- **WHAT THIS TASK INVOLVES**
Please report every line from the material that contains the word "Extensión".

- **DATA FOR PROCESSING**
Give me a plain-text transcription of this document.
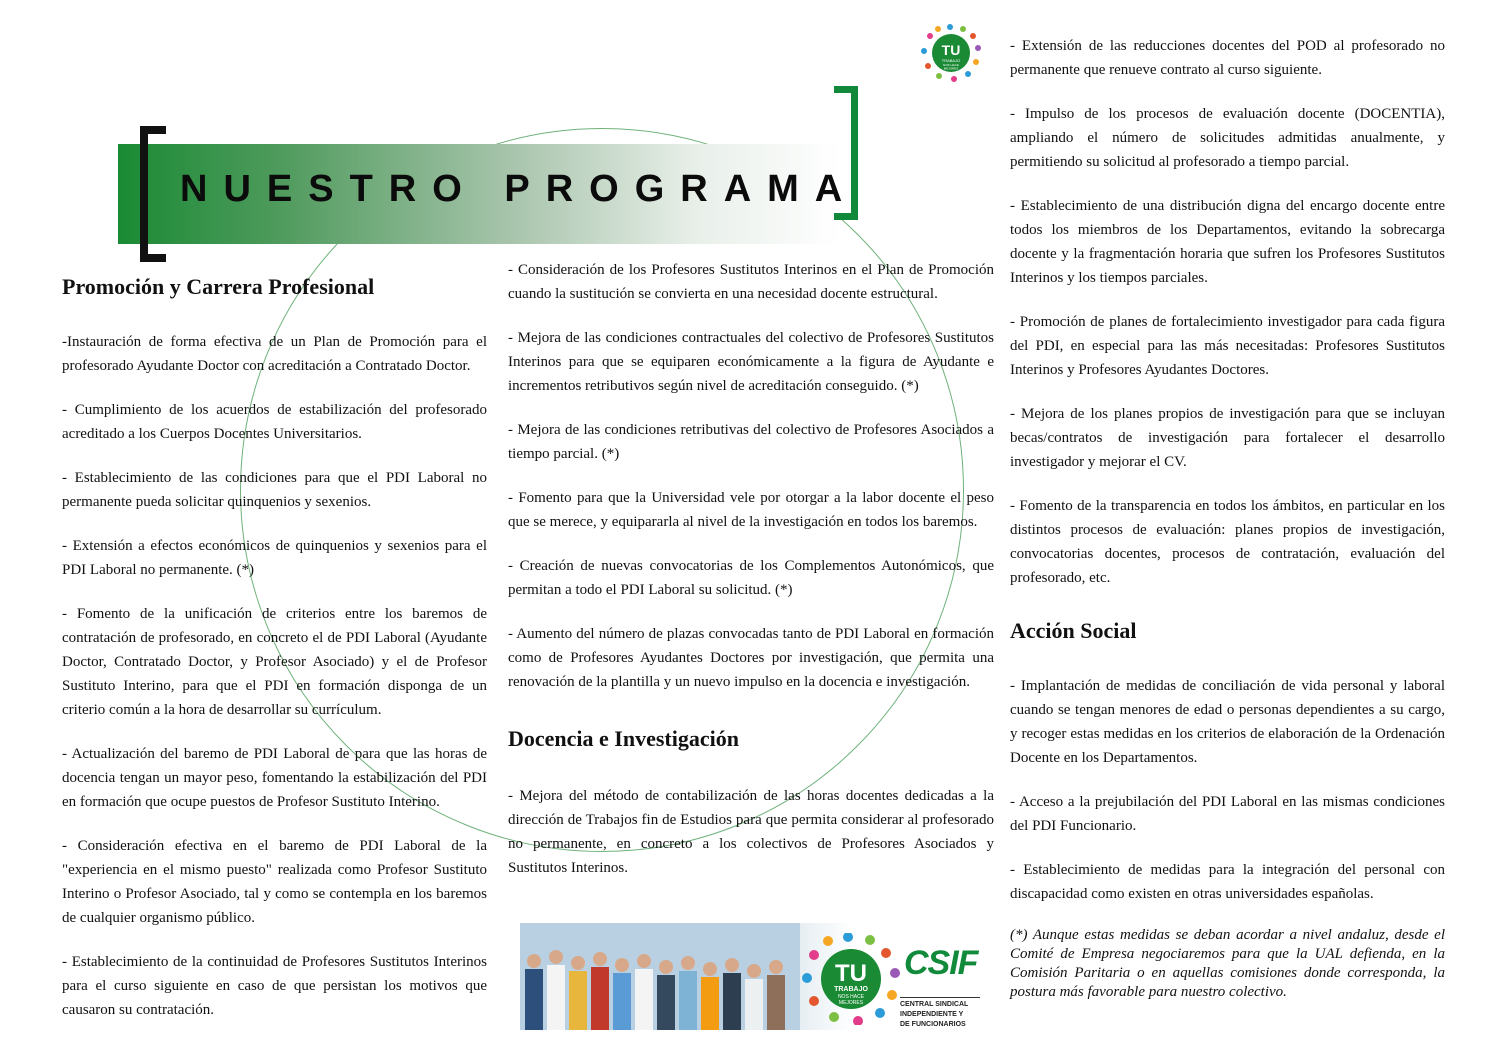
NUESTRO PROGRAMA
TU
TRABAJO
NOS HACE
MEJORES
Promoción y Carrera Profesional

-Instauración de forma efectiva de un Plan de Promoción para el profesorado Ayudante Doctor con acreditación a Contratado Doctor.

- Cumplimiento de los acuerdos de estabilización del profesorado acreditado a los Cuerpos Docentes Universitarios.

- Establecimiento de las condiciones para que el PDI Laboral no permanente pueda solicitar quinquenios y sexenios.

- Extensión a efectos económicos de quinquenios y sexenios para el PDI Laboral no permanente. (*)

- Fomento de la unificación de criterios entre los baremos de contratación de profesorado, en concreto el de PDI Laboral (Ayudante Doctor, Contratado Doctor, y Profesor Asociado) y el de Profesor Sustituto Interino, para que el PDI en formación disponga de un criterio común a la hora de desarrollar su currículum.

- Actualización del baremo de PDI Laboral de para que las horas de docencia tengan un mayor peso, fomentando la estabilización del PDI en formación que ocupe puestos de Profesor Sustituto Interino.

- Consideración efectiva en el baremo de PDI Laboral de la "experiencia en el mismo puesto" realizada como Profesor Sustituto Interino o Profesor Asociado, tal y como se contempla en los baremos de cualquier organismo público.

- Establecimiento de la continuidad de Profesores Sustitutos Interinos para el curso siguiente en caso de que persistan los motivos que causaron su contratación.

- Consideración de los Profesores Sustitutos Interinos en el Plan de Promoción cuando la sustitución se convierta en una necesidad docente estructural.

- Mejora de las condiciones contractuales del colectivo de Profesores Sustitutos Interinos para que se equiparen económicamente a la figura de Ayudante e incrementos retributivos según nivel de acreditación conseguido. (*)

- Mejora de las condiciones retributivas del colectivo de Profesores Asociados a tiempo parcial. (*)

- Fomento para que la Universidad vele por otorgar a la labor docente el peso que se merece, y equipararla al nivel de la investigación en todos los baremos.

- Creación de nuevas convocatorias de los Complementos Autonómicos, que permitan a todo el PDI Laboral su solicitud. (*)

- Aumento del número de plazas convocadas tanto de PDI Laboral en formación como de Profesores Ayudantes Doctores por investigación, que permita una renovación de la plantilla y un nuevo impulso en la docencia e investigación.

Docencia e Investigación

- Mejora del método de contabilización de las horas docentes dedicadas a la dirección de Trabajos fin de Estudios para que permita considerar al profesorado no permanente, en concreto a los colectivos de Profesores Asociados y Sustitutos Interinos.

- Extensión de las reducciones docentes del POD al profesorado no permanente que renueve contrato al curso siguiente.

- Impulso de los procesos de evaluación docente (DOCENTIA), ampliando el número de solicitudes admitidas anualmente, y permitiendo su solicitud al profesorado a tiempo parcial.

- Establecimiento de una distribución digna del encargo docente entre todos los miembros de los Departamentos, evitando la sobrecarga docente y la fragmentación horaria que sufren los Profesores Sustitutos Interinos y los tiempos parciales.

- Promoción de planes de fortalecimiento investigador para cada figura del PDI, en especial para las más necesitadas: Profesores Sustitutos Interinos y Profesores Ayudantes Doctores.

- Mejora de los planes propios de investigación para que se incluyan becas/contratos de investigación para fortalecer el desarrollo investigador y mejorar el CV.

- Fomento de la transparencia en todos los ámbitos, en particular en los distintos procesos de evaluación: planes propios de investigación, convocatorias docentes, procesos de contratación, evaluación del profesorado, etc.

Acción Social

- Implantación de medidas de conciliación de vida personal y laboral cuando se tengan menores de edad o personas dependientes a su cargo, y recoger estas medidas en los criterios de elaboración de la Ordenación Docente en los Departamentos.

- Acceso a la prejubilación del PDI Laboral en las mismas condiciones del PDI Funcionario.

- Establecimiento de medidas para la integración del personal con discapacidad como existen en otras universidades españolas.

(*) Aunque estas medidas se deban acordar a nivel andaluz, desde el Comité de Empresa negociaremos para que la UAL defienda, en la Comisión Paritaria o en aquellas comisiones donde corresponda, la postura más favorable para nuestro colectivo.

TU
TRABAJO
NOS HACE
MEJORES
CSIF
CENTRAL SINDICAL
INDEPENDIENTE Y
DE FUNCIONARIOS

- **RESPONSE**
- Extensión a efectos económicos de quinquenios y sexenios para el PDI Laboral no permanente. (*)
- Extensión de las reducciones docentes del POD al profesorado no permanente que renueve contrato al curso siguiente.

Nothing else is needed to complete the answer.